- WORK REQUIRED: All of the entries below must be copied out exactly.

THE DATA below:

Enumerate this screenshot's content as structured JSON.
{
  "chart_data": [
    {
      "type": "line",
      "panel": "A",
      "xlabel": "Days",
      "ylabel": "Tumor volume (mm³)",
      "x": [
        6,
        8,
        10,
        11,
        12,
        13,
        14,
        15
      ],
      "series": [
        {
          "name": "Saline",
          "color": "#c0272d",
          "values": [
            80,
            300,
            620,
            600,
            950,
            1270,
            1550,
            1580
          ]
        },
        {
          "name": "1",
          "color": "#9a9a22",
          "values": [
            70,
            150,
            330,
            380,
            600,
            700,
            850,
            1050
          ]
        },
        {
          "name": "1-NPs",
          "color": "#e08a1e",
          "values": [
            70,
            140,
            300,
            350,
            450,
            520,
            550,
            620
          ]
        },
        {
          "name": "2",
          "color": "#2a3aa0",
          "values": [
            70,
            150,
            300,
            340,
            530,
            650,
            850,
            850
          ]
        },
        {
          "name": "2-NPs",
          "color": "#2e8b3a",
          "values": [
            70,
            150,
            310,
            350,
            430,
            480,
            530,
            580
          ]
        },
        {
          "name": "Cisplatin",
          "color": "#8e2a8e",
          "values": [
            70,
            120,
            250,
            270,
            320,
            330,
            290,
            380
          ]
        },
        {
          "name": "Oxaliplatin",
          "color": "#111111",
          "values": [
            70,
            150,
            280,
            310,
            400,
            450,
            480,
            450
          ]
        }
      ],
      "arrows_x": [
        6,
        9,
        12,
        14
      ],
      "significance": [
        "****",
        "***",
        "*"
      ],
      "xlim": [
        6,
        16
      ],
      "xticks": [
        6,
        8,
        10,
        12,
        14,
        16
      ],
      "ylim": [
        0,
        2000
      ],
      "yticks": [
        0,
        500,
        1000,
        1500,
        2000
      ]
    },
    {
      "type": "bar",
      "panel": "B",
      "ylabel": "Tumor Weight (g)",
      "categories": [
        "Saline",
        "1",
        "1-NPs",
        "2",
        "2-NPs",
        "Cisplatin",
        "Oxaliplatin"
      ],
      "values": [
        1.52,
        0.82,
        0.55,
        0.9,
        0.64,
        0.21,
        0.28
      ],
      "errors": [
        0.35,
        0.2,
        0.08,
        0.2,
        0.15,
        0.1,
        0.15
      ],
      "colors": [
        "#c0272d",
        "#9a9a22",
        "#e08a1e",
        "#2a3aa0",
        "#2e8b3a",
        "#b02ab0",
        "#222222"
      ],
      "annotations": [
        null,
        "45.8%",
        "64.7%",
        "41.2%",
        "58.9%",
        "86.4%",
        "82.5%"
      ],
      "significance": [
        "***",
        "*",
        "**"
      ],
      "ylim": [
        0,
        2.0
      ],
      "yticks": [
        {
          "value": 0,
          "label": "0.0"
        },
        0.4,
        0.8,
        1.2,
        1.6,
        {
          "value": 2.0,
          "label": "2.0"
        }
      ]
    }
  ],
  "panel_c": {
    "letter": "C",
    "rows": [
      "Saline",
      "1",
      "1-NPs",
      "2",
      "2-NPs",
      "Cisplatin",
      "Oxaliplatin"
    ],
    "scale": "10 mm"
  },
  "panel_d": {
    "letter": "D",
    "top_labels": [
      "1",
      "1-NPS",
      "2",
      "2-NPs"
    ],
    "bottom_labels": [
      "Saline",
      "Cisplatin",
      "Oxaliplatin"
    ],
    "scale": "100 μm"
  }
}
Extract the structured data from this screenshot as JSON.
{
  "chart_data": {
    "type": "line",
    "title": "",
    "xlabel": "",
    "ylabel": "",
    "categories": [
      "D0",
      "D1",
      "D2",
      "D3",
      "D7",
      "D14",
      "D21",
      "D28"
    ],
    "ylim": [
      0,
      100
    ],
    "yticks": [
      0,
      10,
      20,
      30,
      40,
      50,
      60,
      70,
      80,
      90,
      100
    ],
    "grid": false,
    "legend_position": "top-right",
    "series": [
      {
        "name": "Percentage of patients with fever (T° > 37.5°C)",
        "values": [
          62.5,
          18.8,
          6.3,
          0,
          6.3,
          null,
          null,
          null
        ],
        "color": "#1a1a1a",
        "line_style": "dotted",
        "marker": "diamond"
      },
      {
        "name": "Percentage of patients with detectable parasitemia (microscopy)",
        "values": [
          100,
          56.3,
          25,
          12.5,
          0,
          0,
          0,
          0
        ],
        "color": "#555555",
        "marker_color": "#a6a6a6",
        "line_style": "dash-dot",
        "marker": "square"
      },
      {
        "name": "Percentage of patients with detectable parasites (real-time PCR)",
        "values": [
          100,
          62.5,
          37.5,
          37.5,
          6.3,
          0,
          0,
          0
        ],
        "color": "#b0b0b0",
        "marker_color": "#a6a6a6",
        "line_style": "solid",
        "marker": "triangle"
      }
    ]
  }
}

End of THE DATA.

- TASK RESPONSE:
Enumerate this screenshot's content as structured JSON.
{
  "chart_data": [
    {
      "type": "line",
      "panel": "A",
      "xlabel": "Days",
      "ylabel": "Tumor volume (mm³)",
      "x": [
        6,
        8,
        10,
        11,
        12,
        13,
        14,
        15
      ],
      "series": [
        {
          "name": "Saline",
          "color": "#c0272d",
          "values": [
            80,
            300,
            620,
            600,
            950,
            1270,
            1550,
            1580
          ]
        },
        {
          "name": "1",
          "color": "#9a9a22",
          "values": [
            70,
            150,
            330,
            380,
            600,
            700,
            850,
            1050
          ]
        },
        {
          "name": "1-NPs",
          "color": "#e08a1e",
          "values": [
            70,
            140,
            300,
            350,
            450,
            520,
            550,
            620
          ]
        },
        {
          "name": "2",
          "color": "#2a3aa0",
          "values": [
            70,
            150,
            300,
            340,
            530,
            650,
            850,
            850
          ]
        },
        {
          "name": "2-NPs",
          "color": "#2e8b3a",
          "values": [
            70,
            150,
            310,
            350,
            430,
            480,
            530,
            580
          ]
        },
        {
          "name": "Cisplatin",
          "color": "#8e2a8e",
          "values": [
            70,
            120,
            250,
            270,
            320,
            330,
            290,
            380
          ]
        },
        {
          "name": "Oxaliplatin",
          "color": "#111111",
          "values": [
            70,
            150,
            280,
            310,
            400,
            450,
            480,
            450
          ]
        }
      ],
      "arrows_x": [
        6,
        9,
        12,
        14
      ],
      "significance": [
        "****",
        "***",
        "*"
      ],
      "xlim": [
        6,
        16
      ],
      "xticks": [
        6,
        8,
        10,
        12,
        14,
        16
      ],
      "ylim": [
        0,
        2000
      ],
      "yticks": [
        0,
        500,
        1000,
        1500,
        2000
      ]
    },
    {
      "type": "bar",
      "panel": "B",
      "ylabel": "Tumor Weight (g)",
      "categories": [
        "Saline",
        "1",
        "1-NPs",
        "2",
        "2-NPs",
        "Cisplatin",
        "Oxaliplatin"
      ],
      "values": [
        1.52,
        0.82,
        0.55,
        0.9,
        0.64,
        0.21,
        0.28
      ],
      "errors": [
        0.35,
        0.2,
        0.08,
        0.2,
        0.15,
        0.1,
        0.15
      ],
      "colors": [
        "#c0272d",
        "#9a9a22",
        "#e08a1e",
        "#2a3aa0",
        "#2e8b3a",
        "#b02ab0",
        "#222222"
      ],
      "annotations": [
        null,
        "45.8%",
        "64.7%",
        "41.2%",
        "58.9%",
        "86.4%",
        "82.5%"
      ],
      "significance": [
        "***",
        "*",
        "**"
      ],
      "ylim": [
        0,
        2.0
      ],
      "yticks": [
        {
          "value": 0,
          "label": "0.0"
        },
        0.4,
        0.8,
        1.2,
        1.6,
        {
          "value": 2.0,
          "label": "2.0"
        }
      ]
    }
  ],
  "panel_c": {
    "letter": "C",
    "rows": [
      "Saline",
      "1",
      "1-NPs",
      "2",
      "2-NPs",
      "Cisplatin",
      "Oxaliplatin"
    ],
    "scale": "10 mm"
  },
  "panel_d": {
    "letter": "D",
    "top_labels": [
      "1",
      "1-NPS",
      "2",
      "2-NPs"
    ],
    "bottom_labels": [
      "Saline",
      "Cisplatin",
      "Oxaliplatin"
    ],
    "scale": "100 μm"
  }
}
Extract the structured data from this screenshot as JSON.
{
  "chart_data": {
    "type": "line",
    "title": "",
    "xlabel": "",
    "ylabel": "",
    "categories": [
      "D0",
      "D1",
      "D2",
      "D3",
      "D7",
      "D14",
      "D21",
      "D28"
    ],
    "ylim": [
      0,
      100
    ],
    "yticks": [
      0,
      10,
      20,
      30,
      40,
      50,
      60,
      70,
      80,
      90,
      100
    ],
    "grid": false,
    "legend_position": "top-right",
    "series": [
      {
        "name": "Percentage of patients with fever (T° > 37.5°C)",
        "values": [
          62.5,
          18.8,
          6.3,
          0,
          6.3,
          null,
          null,
          null
        ],
        "color": "#1a1a1a",
        "line_style": "dotted",
        "marker": "diamond"
      },
      {
        "name": "Percentage of patients with detectable parasitemia (microscopy)",
        "values": [
          100,
          56.3,
          25,
          12.5,
          0,
          0,
          0,
          0
        ],
        "color": "#555555",
        "marker_color": "#a6a6a6",
        "line_style": "dash-dot",
        "marker": "square"
      },
      {
        "name": "Percentage of patients with detectable parasites (real-time PCR)",
        "values": [
          100,
          62.5,
          37.5,
          37.5,
          6.3,
          0,
          0,
          0
        ],
        "color": "#b0b0b0",
        "marker_color": "#a6a6a6",
        "line_style": "solid",
        "marker": "triangle"
      }
    ]
  }
}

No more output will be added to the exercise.